# MATERIAL FOR THIS EXERCISE start

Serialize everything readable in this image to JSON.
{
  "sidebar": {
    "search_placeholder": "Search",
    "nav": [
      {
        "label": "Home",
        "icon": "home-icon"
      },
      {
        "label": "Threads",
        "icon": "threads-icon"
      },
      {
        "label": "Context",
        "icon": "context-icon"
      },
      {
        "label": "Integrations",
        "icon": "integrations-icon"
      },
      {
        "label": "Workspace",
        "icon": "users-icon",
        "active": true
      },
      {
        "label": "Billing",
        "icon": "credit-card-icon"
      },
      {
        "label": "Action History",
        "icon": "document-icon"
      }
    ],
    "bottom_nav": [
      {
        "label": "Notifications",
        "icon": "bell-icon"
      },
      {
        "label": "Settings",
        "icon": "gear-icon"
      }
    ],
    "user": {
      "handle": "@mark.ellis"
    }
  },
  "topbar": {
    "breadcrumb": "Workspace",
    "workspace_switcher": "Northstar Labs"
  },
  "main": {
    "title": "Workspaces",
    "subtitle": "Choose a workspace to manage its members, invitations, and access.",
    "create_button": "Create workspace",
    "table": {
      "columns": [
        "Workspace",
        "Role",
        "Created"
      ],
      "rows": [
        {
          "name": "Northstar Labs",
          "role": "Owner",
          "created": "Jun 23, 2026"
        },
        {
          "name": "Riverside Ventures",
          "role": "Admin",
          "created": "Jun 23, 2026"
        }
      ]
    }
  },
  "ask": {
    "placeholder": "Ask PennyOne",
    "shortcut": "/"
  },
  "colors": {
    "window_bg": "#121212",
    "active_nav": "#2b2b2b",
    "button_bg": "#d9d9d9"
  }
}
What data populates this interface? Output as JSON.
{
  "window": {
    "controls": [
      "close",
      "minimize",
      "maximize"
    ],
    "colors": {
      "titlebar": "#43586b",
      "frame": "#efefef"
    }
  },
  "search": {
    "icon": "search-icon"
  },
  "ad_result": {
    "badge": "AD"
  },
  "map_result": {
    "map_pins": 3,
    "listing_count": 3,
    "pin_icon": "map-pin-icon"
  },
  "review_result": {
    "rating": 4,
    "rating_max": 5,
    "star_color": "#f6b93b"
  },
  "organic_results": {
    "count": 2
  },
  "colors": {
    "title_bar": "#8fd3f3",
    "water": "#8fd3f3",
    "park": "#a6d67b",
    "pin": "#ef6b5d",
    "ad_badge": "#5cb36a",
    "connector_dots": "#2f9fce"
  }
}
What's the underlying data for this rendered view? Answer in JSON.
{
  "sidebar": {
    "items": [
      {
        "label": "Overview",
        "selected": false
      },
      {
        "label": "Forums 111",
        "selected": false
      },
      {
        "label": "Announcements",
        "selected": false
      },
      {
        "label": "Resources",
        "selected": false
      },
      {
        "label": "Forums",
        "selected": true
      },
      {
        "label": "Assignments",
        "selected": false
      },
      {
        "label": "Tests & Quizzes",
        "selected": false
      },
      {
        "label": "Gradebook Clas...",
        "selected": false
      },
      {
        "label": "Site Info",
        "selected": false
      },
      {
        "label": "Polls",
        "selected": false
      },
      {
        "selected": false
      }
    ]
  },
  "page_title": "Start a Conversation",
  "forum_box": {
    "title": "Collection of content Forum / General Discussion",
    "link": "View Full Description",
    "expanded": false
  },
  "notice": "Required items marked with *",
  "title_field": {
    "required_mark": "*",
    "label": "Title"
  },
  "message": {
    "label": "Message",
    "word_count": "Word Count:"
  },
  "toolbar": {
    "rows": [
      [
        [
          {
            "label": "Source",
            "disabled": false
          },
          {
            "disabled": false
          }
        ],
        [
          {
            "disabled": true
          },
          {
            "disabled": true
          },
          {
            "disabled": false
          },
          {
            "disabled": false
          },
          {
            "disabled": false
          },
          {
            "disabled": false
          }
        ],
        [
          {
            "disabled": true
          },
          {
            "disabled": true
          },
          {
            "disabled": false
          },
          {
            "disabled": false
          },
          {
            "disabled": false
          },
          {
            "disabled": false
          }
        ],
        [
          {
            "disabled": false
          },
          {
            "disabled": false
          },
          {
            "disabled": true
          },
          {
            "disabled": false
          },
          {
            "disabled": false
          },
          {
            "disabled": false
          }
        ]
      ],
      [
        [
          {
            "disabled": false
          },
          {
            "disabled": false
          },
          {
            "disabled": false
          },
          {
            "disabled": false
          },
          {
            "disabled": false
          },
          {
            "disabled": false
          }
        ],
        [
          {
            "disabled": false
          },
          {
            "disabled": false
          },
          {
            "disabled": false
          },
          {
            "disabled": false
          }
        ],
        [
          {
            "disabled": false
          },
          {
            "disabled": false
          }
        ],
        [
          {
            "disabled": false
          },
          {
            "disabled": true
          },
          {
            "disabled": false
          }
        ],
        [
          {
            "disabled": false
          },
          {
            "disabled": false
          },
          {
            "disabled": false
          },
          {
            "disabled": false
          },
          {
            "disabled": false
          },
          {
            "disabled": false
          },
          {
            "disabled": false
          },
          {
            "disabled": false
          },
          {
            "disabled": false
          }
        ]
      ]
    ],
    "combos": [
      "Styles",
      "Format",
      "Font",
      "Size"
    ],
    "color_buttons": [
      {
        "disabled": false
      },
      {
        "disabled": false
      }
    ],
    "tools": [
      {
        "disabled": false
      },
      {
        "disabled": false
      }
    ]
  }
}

# MATERIAL FOR THIS EXERCISE end

Retype the whole listing above exactly.

- [SOLVED PROBLEM]
Serialize everything readable in this image to JSON.
{
  "sidebar": {
    "search_placeholder": "Search",
    "nav": [
      {
        "label": "Home",
        "icon": "home-icon"
      },
      {
        "label": "Threads",
        "icon": "threads-icon"
      },
      {
        "label": "Context",
        "icon": "context-icon"
      },
      {
        "label": "Integrations",
        "icon": "integrations-icon"
      },
      {
        "label": "Workspace",
        "icon": "users-icon",
        "active": true
      },
      {
        "label": "Billing",
        "icon": "credit-card-icon"
      },
      {
        "label": "Action History",
        "icon": "document-icon"
      }
    ],
    "bottom_nav": [
      {
        "label": "Notifications",
        "icon": "bell-icon"
      },
      {
        "label": "Settings",
        "icon": "gear-icon"
      }
    ],
    "user": {
      "handle": "@mark.ellis"
    }
  },
  "topbar": {
    "breadcrumb": "Workspace",
    "workspace_switcher": "Northstar Labs"
  },
  "main": {
    "title": "Workspaces",
    "subtitle": "Choose a workspace to manage its members, invitations, and access.",
    "create_button": "Create workspace",
    "table": {
      "columns": [
        "Workspace",
        "Role",
        "Created"
      ],
      "rows": [
        {
          "name": "Northstar Labs",
          "role": "Owner",
          "created": "Jun 23, 2026"
        },
        {
          "name": "Riverside Ventures",
          "role": "Admin",
          "created": "Jun 23, 2026"
        }
      ]
    }
  },
  "ask": {
    "placeholder": "Ask PennyOne",
    "shortcut": "/"
  },
  "colors": {
    "window_bg": "#121212",
    "active_nav": "#2b2b2b",
    "button_bg": "#d9d9d9"
  }
}
What data populates this interface? Output as JSON.
{
  "window": {
    "controls": [
      "close",
      "minimize",
      "maximize"
    ],
    "colors": {
      "titlebar": "#43586b",
      "frame": "#efefef"
    }
  },
  "search": {
    "icon": "search-icon"
  },
  "ad_result": {
    "badge": "AD"
  },
  "map_result": {
    "map_pins": 3,
    "listing_count": 3,
    "pin_icon": "map-pin-icon"
  },
  "review_result": {
    "rating": 4,
    "rating_max": 5,
    "star_color": "#f6b93b"
  },
  "organic_results": {
    "count": 2
  },
  "colors": {
    "title_bar": "#8fd3f3",
    "water": "#8fd3f3",
    "park": "#a6d67b",
    "pin": "#ef6b5d",
    "ad_badge": "#5cb36a",
    "connector_dots": "#2f9fce"
  }
}
What's the underlying data for this rendered view? Answer in JSON.
{
  "sidebar": {
    "items": [
      {
        "label": "Overview",
        "selected": false
      },
      {
        "label": "Forums 111",
        "selected": false
      },
      {
        "label": "Announcements",
        "selected": false
      },
      {
        "label": "Resources",
        "selected": false
      },
      {
        "label": "Forums",
        "selected": true
      },
      {
        "label": "Assignments",
        "selected": false
      },
      {
        "label": "Tests & Quizzes",
        "selected": false
      },
      {
        "label": "Gradebook Clas...",
        "selected": false
      },
      {
        "label": "Site Info",
        "selected": false
      },
      {
        "label": "Polls",
        "selected": false
      },
      {
        "selected": false
      }
    ]
  },
  "page_title": "Start a Conversation",
  "forum_box": {
    "title": "Collection of content Forum / General Discussion",
    "link": "View Full Description",
    "expanded": false
  },
  "notice": "Required items marked with *",
  "title_field": {
    "required_mark": "*",
    "label": "Title"
  },
  "message": {
    "label": "Message",
    "word_count": "Word Count:"
  },
  "toolbar": {
    "rows": [
      [
        [
          {
            "label": "Source",
            "disabled": false
          },
          {
            "disabled": false
          }
        ],
        [
          {
            "disabled": true
          },
          {
            "disabled": true
          },
          {
            "disabled": false
          },
          {
            "disabled": false
          },
          {
            "disabled": false
          },
          {
            "disabled": false
          }
        ],
        [
          {
            "disabled": true
          },
          {
            "disabled": true
          },
          {
            "disabled": false
          },
          {
            "disabled": false
          },
          {
            "disabled": false
          },
          {
            "disabled": false
          }
        ],
        [
          {
            "disabled": false
          },
          {
            "disabled": false
          },
          {
            "disabled": true
          },
          {
            "disabled": false
          },
          {
            "disabled": false
          },
          {
            "disabled": false
          }
        ]
      ],
      [
        [
          {
            "disabled": false
          },
          {
            "disabled": false
          },
          {
            "disabled": false
          },
          {
            "disabled": false
          },
          {
            "disabled": false
          },
          {
            "disabled": false
          }
        ],
        [
          {
            "disabled": false
          },
          {
            "disabled": false
          },
          {
            "disabled": false
          },
          {
            "disabled": false
          }
        ],
        [
          {
            "disabled": false
          },
          {
            "disabled": false
          }
        ],
        [
          {
            "disabled": false
          },
          {
            "disabled": true
          },
          {
            "disabled": false
          }
        ],
        [
          {
            "disabled": false
          },
          {
            "disabled": false
          },
          {
            "disabled": false
          },
          {
            "disabled": false
          },
          {
            "disabled": false
          },
          {
            "disabled": false
          },
          {
            "disabled": false
          },
          {
            "disabled": false
          },
          {
            "disabled": false
          }
        ]
      ]
    ],
    "combos": [
      "Styles",
      "Format",
      "Font",
      "Size"
    ],
    "color_buttons": [
      {
        "disabled": false
      },
      {
        "disabled": false
      }
    ],
    "tools": [
      {
        "disabled": false
      },
      {
        "disabled": false
      }
    ]
  }
}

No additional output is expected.